Stored records:
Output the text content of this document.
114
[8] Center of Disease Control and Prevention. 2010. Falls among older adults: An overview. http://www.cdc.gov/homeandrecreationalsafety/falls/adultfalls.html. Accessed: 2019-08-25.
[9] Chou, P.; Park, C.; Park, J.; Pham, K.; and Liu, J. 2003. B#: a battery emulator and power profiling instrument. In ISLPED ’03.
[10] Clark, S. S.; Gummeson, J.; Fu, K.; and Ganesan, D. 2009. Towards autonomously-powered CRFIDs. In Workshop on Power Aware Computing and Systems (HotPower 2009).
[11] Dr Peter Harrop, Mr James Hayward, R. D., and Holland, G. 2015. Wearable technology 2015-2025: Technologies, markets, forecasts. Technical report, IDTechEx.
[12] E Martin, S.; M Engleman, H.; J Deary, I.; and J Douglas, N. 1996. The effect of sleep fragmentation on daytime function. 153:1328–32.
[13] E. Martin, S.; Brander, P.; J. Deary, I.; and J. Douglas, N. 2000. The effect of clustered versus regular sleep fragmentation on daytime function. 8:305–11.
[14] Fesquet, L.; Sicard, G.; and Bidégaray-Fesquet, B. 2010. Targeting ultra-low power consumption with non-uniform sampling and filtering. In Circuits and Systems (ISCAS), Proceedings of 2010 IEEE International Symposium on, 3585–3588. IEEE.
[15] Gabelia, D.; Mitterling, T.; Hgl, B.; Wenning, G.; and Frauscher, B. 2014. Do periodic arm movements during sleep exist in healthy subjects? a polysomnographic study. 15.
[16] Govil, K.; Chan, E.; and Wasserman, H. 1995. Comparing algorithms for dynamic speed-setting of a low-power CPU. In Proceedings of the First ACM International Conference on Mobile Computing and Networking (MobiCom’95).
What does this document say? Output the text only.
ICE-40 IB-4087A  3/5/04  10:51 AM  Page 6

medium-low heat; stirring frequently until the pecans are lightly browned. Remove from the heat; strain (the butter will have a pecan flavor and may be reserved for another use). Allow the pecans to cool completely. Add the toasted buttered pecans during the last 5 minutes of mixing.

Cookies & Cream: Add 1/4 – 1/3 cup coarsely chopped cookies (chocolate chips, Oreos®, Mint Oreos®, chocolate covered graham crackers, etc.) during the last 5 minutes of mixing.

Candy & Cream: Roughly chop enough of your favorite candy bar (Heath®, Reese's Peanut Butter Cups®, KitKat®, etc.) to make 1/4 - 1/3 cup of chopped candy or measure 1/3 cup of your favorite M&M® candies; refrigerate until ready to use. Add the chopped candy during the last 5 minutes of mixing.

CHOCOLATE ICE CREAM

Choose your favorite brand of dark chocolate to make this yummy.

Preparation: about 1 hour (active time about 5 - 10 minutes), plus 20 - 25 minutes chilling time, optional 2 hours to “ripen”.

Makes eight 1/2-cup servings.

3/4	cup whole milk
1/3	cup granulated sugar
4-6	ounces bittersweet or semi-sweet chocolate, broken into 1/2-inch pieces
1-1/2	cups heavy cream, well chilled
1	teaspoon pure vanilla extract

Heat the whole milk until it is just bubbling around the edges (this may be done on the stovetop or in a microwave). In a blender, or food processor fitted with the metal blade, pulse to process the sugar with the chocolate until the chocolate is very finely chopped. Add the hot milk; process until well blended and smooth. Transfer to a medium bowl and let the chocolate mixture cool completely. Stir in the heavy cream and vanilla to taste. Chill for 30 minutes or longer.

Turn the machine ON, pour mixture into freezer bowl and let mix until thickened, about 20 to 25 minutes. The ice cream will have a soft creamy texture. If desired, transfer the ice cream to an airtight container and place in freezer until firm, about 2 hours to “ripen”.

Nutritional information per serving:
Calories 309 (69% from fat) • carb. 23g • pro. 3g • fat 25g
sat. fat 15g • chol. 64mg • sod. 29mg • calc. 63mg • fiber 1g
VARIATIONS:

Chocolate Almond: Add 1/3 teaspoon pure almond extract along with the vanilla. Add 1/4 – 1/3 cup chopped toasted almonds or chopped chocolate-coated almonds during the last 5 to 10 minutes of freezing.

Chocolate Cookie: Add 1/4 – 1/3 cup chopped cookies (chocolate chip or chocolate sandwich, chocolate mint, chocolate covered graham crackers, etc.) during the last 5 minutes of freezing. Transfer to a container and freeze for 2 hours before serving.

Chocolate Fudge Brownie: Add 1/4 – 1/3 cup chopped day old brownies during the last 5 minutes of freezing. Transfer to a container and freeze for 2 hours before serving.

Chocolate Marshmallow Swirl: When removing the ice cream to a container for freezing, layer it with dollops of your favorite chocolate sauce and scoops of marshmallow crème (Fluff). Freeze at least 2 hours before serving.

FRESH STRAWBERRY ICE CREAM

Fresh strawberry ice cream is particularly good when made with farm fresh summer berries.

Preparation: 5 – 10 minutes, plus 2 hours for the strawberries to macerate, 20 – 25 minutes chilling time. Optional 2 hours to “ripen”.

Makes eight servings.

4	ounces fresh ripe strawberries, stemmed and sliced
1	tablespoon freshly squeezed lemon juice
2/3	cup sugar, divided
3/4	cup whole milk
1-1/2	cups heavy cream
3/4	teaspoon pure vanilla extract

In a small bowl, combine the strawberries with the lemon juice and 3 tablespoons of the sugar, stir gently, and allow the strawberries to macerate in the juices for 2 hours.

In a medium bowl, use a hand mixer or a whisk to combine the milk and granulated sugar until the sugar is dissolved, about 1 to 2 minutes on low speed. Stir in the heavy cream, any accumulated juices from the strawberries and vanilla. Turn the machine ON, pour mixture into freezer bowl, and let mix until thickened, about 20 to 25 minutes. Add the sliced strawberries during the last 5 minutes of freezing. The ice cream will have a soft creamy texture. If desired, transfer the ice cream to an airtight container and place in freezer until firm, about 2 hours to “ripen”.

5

**Problem to work on**
Copy every line of the records word for word.

**Answer to this exercise**
Output the text content of this document.
114
[8] Center of Disease Control and Prevention. 2010. Falls among older adults: An overview. http://www.cdc.gov/homeandrecreationalsafety/falls/adultfalls.html. Accessed: 2019-08-25.
[9] Chou, P.; Park, C.; Park, J.; Pham, K.; and Liu, J. 2003. B#: a battery emulator and power profiling instrument. In ISLPED ’03.
[10] Clark, S. S.; Gummeson, J.; Fu, K.; and Ganesan, D. 2009. Towards autonomously-powered CRFIDs. In Workshop on Power Aware Computing and Systems (HotPower 2009).
[11] Dr Peter Harrop, Mr James Hayward, R. D., and Holland, G. 2015. Wearable technology 2015-2025: Technologies, markets, forecasts. Technical report, IDTechEx.
[12] E Martin, S.; M Engleman, H.; J Deary, I.; and J Douglas, N. 1996. The effect of sleep fragmentation on daytime function. 153:1328–32.
[13] E. Martin, S.; Brander, P.; J. Deary, I.; and J. Douglas, N. 2000. The effect of clustered versus regular sleep fragmentation on daytime function. 8:305–11.
[14] Fesquet, L.; Sicard, G.; and Bidégaray-Fesquet, B. 2010. Targeting ultra-low power consumption with non-uniform sampling and filtering. In Circuits and Systems (ISCAS), Proceedings of 2010 IEEE International Symposium on, 3585–3588. IEEE.
[15] Gabelia, D.; Mitterling, T.; Hgl, B.; Wenning, G.; and Frauscher, B. 2014. Do periodic arm movements during sleep exist in healthy subjects? a polysomnographic study. 15.
[16] Govil, K.; Chan, E.; and Wasserman, H. 1995. Comparing algorithms for dynamic speed-setting of a low-power CPU. In Proceedings of the First ACM International Conference on Mobile Computing and Networking (MobiCom’95).
What does this document say? Output the text only.
ICE-40 IB-4087A  3/5/04  10:51 AM  Page 6

medium-low heat; stirring frequently until the pecans are lightly browned. Remove from the heat; strain (the butter will have a pecan flavor and may be reserved for another use). Allow the pecans to cool completely. Add the toasted buttered pecans during the last 5 minutes of mixing.

Cookies & Cream: Add 1/4 – 1/3 cup coarsely chopped cookies (chocolate chips, Oreos®, Mint Oreos®, chocolate covered graham crackers, etc.) during the last 5 minutes of mixing.

Candy & Cream: Roughly chop enough of your favorite candy bar (Heath®, Reese's Peanut Butter Cups®, KitKat®, etc.) to make 1/4 - 1/3 cup of chopped candy or measure 1/3 cup of your favorite M&M® candies; refrigerate until ready to use. Add the chopped candy during the last 5 minutes of mixing.

CHOCOLATE ICE CREAM

Choose your favorite brand of dark chocolate to make this yummy.

Preparation: about 1 hour (active time about 5 - 10 minutes), plus 20 - 25 minutes chilling time, optional 2 hours to “ripen”.

Makes eight 1/2-cup servings.

3/4	cup whole milk
1/3	cup granulated sugar
4-6	ounces bittersweet or semi-sweet chocolate, broken into 1/2-inch pieces
1-1/2	cups heavy cream, well chilled
1	teaspoon pure vanilla extract

Heat the whole milk until it is just bubbling around the edges (this may be done on the stovetop or in a microwave). In a blender, or food processor fitted with the metal blade, pulse to process the sugar with the chocolate until the chocolate is very finely chopped. Add the hot milk; process until well blended and smooth. Transfer to a medium bowl and let the chocolate mixture cool completely. Stir in the heavy cream and vanilla to taste. Chill for 30 minutes or longer.

Turn the machine ON, pour mixture into freezer bowl and let mix until thickened, about 20 to 25 minutes. The ice cream will have a soft creamy texture. If desired, transfer the ice cream to an airtight container and place in freezer until firm, about 2 hours to “ripen”.

Nutritional information per serving:
Calories 309 (69% from fat) • carb. 23g • pro. 3g • fat 25g
sat. fat 15g • chol. 64mg • sod. 29mg • calc. 63mg • fiber 1g
VARIATIONS:

Chocolate Almond: Add 1/3 teaspoon pure almond extract along with the vanilla. Add 1/4 – 1/3 cup chopped toasted almonds or chopped chocolate-coated almonds during the last 5 to 10 minutes of freezing.

Chocolate Cookie: Add 1/4 – 1/3 cup chopped cookies (chocolate chip or chocolate sandwich, chocolate mint, chocolate covered graham crackers, etc.) during the last 5 minutes of freezing. Transfer to a container and freeze for 2 hours before serving.

Chocolate Fudge Brownie: Add 1/4 – 1/3 cup chopped day old brownies during the last 5 minutes of freezing. Transfer to a container and freeze for 2 hours before serving.

Chocolate Marshmallow Swirl: When removing the ice cream to a container for freezing, layer it with dollops of your favorite chocolate sauce and scoops of marshmallow crème (Fluff). Freeze at least 2 hours before serving.

FRESH STRAWBERRY ICE CREAM

Fresh strawberry ice cream is particularly good when made with farm fresh summer berries.

Preparation: 5 – 10 minutes, plus 2 hours for the strawberries to macerate, 20 – 25 minutes chilling time. Optional 2 hours to “ripen”.

Makes eight servings.

4	ounces fresh ripe strawberries, stemmed and sliced
1	tablespoon freshly squeezed lemon juice
2/3	cup sugar, divided
3/4	cup whole milk
1-1/2	cups heavy cream
3/4	teaspoon pure vanilla extract

In a small bowl, combine the strawberries with the lemon juice and 3 tablespoons of the sugar, stir gently, and allow the strawberries to macerate in the juices for 2 hours.

In a medium bowl, use a hand mixer or a whisk to combine the milk and granulated sugar until the sugar is dissolved, about 1 to 2 minutes on low speed. Stir in the heavy cream, any accumulated juices from the strawberries and vanilla. Turn the machine ON, pour mixture into freezer bowl, and let mix until thickened, about 20 to 25 minutes. Add the sliced strawberries during the last 5 minutes of freezing. The ice cream will have a soft creamy texture. If desired, transfer the ice cream to an airtight container and place in freezer until firm, about 2 hours to “ripen”.

5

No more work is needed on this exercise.